● **Страница**:
◇ ◇ ◇ ◇ ◇ ◇ ◇

Мог ли Фрик как министр внутренних дел не знать о политике уничтожения евреев? В 1941 году один из его подчиненных – Гейдрих писал министру юстиции: «Можно безошибочно сказать, что в будущем не будет более евреев на присоединенных восточных территориях». Может ли он как имперский протектор Богемии и Моравии отрицать свою ответственность за вывоз сотен тысяч евреев с этой территории и за помещение их в газовые камеры в Освенциме, расположенном всего лишь в нескольких милях по ту сторону границы? Что касается Штрейхера, то о нем нет необходимости говорить. Этот человек, возможно, более чем кто‑либо другой, ответствен за совершение наиболее ужасных из всех преступлений, которые когда‑либо были известны миру. В течение 25 лет уничтожение евреев являлось ужасной целью его жизни. В течение 25 лет он воспитывал немцев в духе ненависти, жестокости и убийства. Он учил и подготавливал их поддерживать нацистскую политику, одобрять и участвовать в жестоких преследованиях и уничтожении миллионов своих соотечественников. Без него этого бы не могло быть. Он давно уже потерял всякие права на жизнь. Тот факт, что подсудимые Шахт и Функ занимались главным образом экономическими вопросами, не должен отвлечь внимание Трибунала от того, что они играли важную роль в осуществлении общего плана. Шахт сказал, что он не причастен к этому. Дело Трибунала решить этот вопрос. Шахт сыграл свою роль в приходе Гитлера к власти. Он сказал, что, по его мнению, Гитлер был «человеком, с которым можно было сотрудничать», и заверил Гитлера в том, что он может всегда на него рассчитывать как на надежного помощника (ЕС‑457). Шахт способствовал укреплению положения нацистов и являлся главной фигурой в сборе средств среди промышленников в фонд избирательной кампании. Затем в его функции вошло создание экономического плана и механизма, необходимого для начала проведения и осуществления агрессии. Он знал о политике, проводимой в отношении евреев, о методах, которые применял Гитлер для укрепления своей власти, о том, что конечной целью была агрессия. Но он продолжал принимать участие в осуществлении этих планов. Мессерсмит следующим образом резюмировал содержание его деятельности:
«Однако благодаря находчивости Шахта, совершенно безжалостным методам, которых он придерживался в финансовой политике, и своему абсолютному цинизму Шахт смог сохранить и стабилизировать ситуацию для нацистов. Несомненно, без полной передачи всех его способностей в руки нацистского правительства для решения всех его амбициозных задач Гитлеру и нацистам было бы невозможно создать вооруженные силы, достаточные для того, чтобы дать возможность Германии развязать агрессивную войну» (ЕС‑451).

◇ ◇ ◇ ◇ ◇ ◇ ◇

Записи, взятые из коллекции:
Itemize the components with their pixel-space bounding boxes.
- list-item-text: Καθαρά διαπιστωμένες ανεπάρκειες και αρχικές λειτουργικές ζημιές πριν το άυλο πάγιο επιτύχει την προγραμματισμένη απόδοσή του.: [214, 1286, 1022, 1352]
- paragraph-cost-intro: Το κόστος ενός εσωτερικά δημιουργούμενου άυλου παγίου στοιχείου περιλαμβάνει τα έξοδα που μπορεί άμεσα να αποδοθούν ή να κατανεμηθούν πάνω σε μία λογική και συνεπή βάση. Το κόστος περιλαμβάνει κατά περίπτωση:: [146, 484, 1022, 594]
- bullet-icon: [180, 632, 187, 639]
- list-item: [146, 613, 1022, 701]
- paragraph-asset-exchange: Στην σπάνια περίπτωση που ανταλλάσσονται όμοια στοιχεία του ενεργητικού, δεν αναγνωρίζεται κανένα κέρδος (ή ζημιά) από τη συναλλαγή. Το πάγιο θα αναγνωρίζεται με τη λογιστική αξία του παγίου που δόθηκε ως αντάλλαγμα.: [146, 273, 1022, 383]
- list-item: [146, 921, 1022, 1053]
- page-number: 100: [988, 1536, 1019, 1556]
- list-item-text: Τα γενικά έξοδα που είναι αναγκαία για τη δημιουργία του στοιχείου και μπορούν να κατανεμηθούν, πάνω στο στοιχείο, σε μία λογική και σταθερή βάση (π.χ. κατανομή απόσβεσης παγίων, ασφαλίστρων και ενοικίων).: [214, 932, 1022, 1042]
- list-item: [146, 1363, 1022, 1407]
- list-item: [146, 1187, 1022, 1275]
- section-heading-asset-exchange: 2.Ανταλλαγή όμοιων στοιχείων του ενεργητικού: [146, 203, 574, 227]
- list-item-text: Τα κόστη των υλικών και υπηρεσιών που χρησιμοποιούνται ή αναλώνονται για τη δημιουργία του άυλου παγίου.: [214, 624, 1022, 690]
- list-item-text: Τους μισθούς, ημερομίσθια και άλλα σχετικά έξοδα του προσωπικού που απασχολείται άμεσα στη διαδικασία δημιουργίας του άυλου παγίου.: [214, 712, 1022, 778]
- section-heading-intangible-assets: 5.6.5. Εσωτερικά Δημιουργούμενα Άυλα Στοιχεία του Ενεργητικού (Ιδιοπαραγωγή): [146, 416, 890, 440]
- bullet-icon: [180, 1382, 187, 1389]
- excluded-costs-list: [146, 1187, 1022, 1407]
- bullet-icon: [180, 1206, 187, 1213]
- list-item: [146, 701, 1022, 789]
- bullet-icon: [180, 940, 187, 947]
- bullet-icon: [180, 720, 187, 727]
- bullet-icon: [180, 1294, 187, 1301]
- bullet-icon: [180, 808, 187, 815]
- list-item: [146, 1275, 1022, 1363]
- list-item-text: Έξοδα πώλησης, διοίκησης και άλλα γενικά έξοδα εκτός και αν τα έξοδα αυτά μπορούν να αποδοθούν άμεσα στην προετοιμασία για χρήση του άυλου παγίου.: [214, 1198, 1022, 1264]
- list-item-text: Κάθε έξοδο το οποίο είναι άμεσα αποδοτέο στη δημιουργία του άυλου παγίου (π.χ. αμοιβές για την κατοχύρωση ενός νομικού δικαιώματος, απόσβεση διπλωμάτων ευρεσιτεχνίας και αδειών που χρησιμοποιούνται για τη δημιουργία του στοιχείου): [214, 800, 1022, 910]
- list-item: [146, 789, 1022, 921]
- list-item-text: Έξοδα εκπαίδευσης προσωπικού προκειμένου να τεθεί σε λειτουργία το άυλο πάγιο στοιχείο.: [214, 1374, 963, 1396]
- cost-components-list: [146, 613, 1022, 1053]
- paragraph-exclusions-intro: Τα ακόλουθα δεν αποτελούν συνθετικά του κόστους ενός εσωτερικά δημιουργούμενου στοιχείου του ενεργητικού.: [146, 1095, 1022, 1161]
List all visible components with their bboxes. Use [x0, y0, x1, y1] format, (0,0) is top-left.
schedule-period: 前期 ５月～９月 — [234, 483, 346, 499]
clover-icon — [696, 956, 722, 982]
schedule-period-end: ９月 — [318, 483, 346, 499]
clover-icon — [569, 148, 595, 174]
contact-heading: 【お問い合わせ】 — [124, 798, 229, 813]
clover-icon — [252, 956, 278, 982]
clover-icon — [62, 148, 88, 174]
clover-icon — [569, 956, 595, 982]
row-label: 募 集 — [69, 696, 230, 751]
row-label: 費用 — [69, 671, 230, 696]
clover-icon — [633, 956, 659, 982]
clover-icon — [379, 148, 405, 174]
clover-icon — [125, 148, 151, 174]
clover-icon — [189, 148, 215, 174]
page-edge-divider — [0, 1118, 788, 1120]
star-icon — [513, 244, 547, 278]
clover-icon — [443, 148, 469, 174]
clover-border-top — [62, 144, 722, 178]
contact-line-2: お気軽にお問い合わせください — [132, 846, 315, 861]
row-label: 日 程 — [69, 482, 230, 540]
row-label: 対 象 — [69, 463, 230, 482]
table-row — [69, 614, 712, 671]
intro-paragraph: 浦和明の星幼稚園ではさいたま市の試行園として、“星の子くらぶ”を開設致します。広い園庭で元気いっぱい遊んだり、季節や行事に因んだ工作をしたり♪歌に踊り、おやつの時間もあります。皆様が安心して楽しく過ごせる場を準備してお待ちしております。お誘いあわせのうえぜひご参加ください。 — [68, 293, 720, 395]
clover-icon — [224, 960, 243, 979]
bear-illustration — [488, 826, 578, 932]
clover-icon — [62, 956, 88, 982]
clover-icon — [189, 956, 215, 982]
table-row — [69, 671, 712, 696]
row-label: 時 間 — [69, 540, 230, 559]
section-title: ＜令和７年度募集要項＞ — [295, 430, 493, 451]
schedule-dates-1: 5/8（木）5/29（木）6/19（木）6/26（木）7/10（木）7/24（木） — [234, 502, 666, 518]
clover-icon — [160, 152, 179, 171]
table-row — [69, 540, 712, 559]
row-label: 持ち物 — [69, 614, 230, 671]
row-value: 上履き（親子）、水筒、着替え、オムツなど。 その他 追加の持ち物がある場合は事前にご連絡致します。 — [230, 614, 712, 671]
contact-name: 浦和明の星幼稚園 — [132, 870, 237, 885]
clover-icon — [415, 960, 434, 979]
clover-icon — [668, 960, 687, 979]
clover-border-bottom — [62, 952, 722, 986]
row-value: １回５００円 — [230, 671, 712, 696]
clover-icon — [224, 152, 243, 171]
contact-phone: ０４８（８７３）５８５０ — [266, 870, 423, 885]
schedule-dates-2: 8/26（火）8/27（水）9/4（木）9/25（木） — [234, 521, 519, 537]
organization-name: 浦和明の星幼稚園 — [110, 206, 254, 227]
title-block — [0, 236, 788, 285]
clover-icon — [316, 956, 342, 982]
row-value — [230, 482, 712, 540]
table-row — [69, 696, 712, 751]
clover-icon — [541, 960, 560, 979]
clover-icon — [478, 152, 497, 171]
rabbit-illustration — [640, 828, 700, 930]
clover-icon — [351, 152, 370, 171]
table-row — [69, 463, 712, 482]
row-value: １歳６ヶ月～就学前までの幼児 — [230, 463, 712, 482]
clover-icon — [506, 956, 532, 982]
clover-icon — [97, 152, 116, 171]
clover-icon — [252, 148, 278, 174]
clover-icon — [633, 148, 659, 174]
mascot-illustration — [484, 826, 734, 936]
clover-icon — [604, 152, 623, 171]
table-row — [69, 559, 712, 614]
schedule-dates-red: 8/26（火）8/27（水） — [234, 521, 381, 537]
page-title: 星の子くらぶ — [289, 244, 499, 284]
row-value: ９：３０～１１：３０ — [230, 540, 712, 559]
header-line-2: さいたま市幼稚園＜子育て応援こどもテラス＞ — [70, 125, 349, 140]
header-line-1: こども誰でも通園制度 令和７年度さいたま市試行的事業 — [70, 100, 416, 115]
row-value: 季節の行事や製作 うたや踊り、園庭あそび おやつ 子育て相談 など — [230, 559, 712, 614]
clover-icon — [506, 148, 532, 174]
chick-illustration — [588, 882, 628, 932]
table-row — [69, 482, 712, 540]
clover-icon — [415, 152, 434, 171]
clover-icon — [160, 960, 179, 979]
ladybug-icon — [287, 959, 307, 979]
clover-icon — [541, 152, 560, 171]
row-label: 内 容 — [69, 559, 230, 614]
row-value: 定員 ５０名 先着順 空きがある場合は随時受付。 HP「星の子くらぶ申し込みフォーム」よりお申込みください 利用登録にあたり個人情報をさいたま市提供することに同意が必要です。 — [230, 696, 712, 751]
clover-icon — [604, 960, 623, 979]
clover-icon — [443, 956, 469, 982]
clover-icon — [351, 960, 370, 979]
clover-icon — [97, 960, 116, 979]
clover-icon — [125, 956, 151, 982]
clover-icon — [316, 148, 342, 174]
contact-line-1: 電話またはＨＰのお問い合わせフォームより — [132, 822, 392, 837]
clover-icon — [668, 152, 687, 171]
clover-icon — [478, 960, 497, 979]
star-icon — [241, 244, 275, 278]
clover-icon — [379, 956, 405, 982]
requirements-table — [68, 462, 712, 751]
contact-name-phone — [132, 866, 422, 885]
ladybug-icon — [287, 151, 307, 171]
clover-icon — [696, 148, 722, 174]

◇ ◇ ◇ ◇ ◇ ◇ ◇

● **Задания упражнения**:
• A. Переведите на английский язык предложение из текста о подсудимых Трибунала: «Что касается Штрейхера, то о нем нет необходимости говорить.»
• B. Воспроизведите без изменений фрагмент записей от их начала до строки, содержащей «- list-item: [146, 921, 1022, 1053]». Обе границы входят во фрагмент.

● **Решения задач**:
• A. As for Streicher, there is no need to speak of him.

• B.
Itemize the components with their pixel-space bounding boxes.
- list-item-text: Καθαρά διαπιστωμένες ανεπάρκειες και αρχικές λειτουργικές ζημιές πριν το άυλο πάγιο επιτύχει την προγραμματισμένη απόδοσή του.: [214, 1286, 1022, 1352]
- paragraph-cost-intro: Το κόστος ενός εσωτερικά δημιουργούμενου άυλου παγίου στοιχείου περιλαμβάνει τα έξοδα που μπορεί άμεσα να αποδοθούν ή να κατανεμηθούν πάνω σε μία λογική και συνεπή βάση. Το κόστος περιλαμβάνει κατά περίπτωση:: [146, 484, 1022, 594]
- bullet-icon: [180, 632, 187, 639]
- list-item: [146, 613, 1022, 701]
- paragraph-asset-exchange: Στην σπάνια περίπτωση που ανταλλάσσονται όμοια στοιχεία του ενεργητικού, δεν αναγνωρίζεται κανένα κέρδος (ή ζημιά) από τη συναλλαγή. Το πάγιο θα αναγνωρίζεται με τη λογιστική αξία του παγίου που δόθηκε ως αντάλλαγμα.: [146, 273, 1022, 383]
- list-item: [146, 921, 1022, 1053]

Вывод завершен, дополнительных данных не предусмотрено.